■ Stated task ■
A faithful transcription of all the data is required.

[START OF Given records]

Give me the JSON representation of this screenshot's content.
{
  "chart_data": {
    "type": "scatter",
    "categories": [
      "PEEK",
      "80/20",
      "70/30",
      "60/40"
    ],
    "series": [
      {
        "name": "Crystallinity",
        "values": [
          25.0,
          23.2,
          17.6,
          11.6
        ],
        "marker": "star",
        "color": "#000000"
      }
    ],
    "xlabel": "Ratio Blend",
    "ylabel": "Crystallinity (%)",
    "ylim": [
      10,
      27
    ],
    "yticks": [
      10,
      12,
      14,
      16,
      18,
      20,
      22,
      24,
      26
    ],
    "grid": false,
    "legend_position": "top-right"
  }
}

[END OF Given records]

■ The result ■
Give me the JSON representation of this screenshot's content.
{
  "chart_data": {
    "type": "scatter",
    "categories": [
      "PEEK",
      "80/20",
      "70/30",
      "60/40"
    ],
    "series": [
      {
        "name": "Crystallinity",
        "values": [
          25.0,
          23.2,
          17.6,
          11.6
        ],
        "marker": "star",
        "color": "#000000"
      }
    ],
    "xlabel": "Ratio Blend",
    "ylabel": "Crystallinity (%)",
    "ylim": [
      10,
      27
    ],
    "yticks": [
      10,
      12,
      14,
      16,
      18,
      20,
      22,
      24,
      26
    ],
    "grid": false,
    "legend_position": "top-right"
  }
}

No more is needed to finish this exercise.